- [YOUR GOAL]: Copy the data below exactly.

Stored records:
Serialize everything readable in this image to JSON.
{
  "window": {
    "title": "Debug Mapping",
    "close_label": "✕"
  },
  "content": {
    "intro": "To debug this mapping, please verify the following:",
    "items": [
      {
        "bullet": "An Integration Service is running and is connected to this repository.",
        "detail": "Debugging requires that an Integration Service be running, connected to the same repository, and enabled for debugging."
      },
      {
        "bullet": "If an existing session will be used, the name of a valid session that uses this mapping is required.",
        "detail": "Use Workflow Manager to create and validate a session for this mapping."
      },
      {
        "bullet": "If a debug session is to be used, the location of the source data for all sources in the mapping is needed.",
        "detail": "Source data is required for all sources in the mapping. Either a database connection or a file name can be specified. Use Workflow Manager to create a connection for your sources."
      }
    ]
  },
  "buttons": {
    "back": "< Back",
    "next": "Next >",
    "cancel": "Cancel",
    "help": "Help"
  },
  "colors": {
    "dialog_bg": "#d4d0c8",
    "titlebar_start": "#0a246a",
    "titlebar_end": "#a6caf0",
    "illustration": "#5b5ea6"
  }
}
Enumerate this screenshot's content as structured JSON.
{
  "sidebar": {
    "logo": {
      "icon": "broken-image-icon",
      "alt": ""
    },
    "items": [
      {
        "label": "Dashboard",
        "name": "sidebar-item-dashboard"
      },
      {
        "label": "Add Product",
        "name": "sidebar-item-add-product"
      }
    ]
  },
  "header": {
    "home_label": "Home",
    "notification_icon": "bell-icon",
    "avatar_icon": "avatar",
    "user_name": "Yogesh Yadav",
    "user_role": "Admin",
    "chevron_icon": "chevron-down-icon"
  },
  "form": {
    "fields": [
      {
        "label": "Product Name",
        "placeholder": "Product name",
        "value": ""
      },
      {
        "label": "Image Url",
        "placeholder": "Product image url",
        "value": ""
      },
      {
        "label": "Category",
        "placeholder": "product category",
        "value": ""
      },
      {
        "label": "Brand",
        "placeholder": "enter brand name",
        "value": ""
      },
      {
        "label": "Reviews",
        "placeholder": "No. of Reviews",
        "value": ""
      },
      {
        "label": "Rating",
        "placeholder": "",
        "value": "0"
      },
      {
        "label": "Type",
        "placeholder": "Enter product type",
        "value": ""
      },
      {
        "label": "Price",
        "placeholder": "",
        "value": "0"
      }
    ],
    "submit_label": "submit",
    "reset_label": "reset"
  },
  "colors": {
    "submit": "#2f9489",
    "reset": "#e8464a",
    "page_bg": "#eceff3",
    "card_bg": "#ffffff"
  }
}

- [RESPONSE FOR THIS EXERCISE]:
Serialize everything readable in this image to JSON.
{
  "window": {
    "title": "Debug Mapping",
    "close_label": "✕"
  },
  "content": {
    "intro": "To debug this mapping, please verify the following:",
    "items": [
      {
        "bullet": "An Integration Service is running and is connected to this repository.",
        "detail": "Debugging requires that an Integration Service be running, connected to the same repository, and enabled for debugging."
      },
      {
        "bullet": "If an existing session will be used, the name of a valid session that uses this mapping is required.",
        "detail": "Use Workflow Manager to create and validate a session for this mapping."
      },
      {
        "bullet": "If a debug session is to be used, the location of the source data for all sources in the mapping is needed.",
        "detail": "Source data is required for all sources in the mapping. Either a database connection or a file name can be specified. Use Workflow Manager to create a connection for your sources."
      }
    ]
  },
  "buttons": {
    "back": "< Back",
    "next": "Next >",
    "cancel": "Cancel",
    "help": "Help"
  },
  "colors": {
    "dialog_bg": "#d4d0c8",
    "titlebar_start": "#0a246a",
    "titlebar_end": "#a6caf0",
    "illustration": "#5b5ea6"
  }
}
Enumerate this screenshot's content as structured JSON.
{
  "sidebar": {
    "logo": {
      "icon": "broken-image-icon",
      "alt": ""
    },
    "items": [
      {
        "label": "Dashboard",
        "name": "sidebar-item-dashboard"
      },
      {
        "label": "Add Product",
        "name": "sidebar-item-add-product"
      }
    ]
  },
  "header": {
    "home_label": "Home",
    "notification_icon": "bell-icon",
    "avatar_icon": "avatar",
    "user_name": "Yogesh Yadav",
    "user_role": "Admin",
    "chevron_icon": "chevron-down-icon"
  },
  "form": {
    "fields": [
      {
        "label": "Product Name",
        "placeholder": "Product name",
        "value": ""
      },
      {
        "label": "Image Url",
        "placeholder": "Product image url",
        "value": ""
      },
      {
        "label": "Category",
        "placeholder": "product category",
        "value": ""
      },
      {
        "label": "Brand",
        "placeholder": "enter brand name",
        "value": ""
      },
      {
        "label": "Reviews",
        "placeholder": "No. of Reviews",
        "value": ""
      },
      {
        "label": "Rating",
        "placeholder": "",
        "value": "0"
      },
      {
        "label": "Type",
        "placeholder": "Enter product type",
        "value": ""
      },
      {
        "label": "Price",
        "placeholder": "",
        "value": "0"
      }
    ],
    "submit_label": "submit",
    "reset_label": "reset"
  },
  "colors": {
    "submit": "#2f9489",
    "reset": "#e8464a",
    "page_bg": "#eceff3",
    "card_bg": "#ffffff"
  }
}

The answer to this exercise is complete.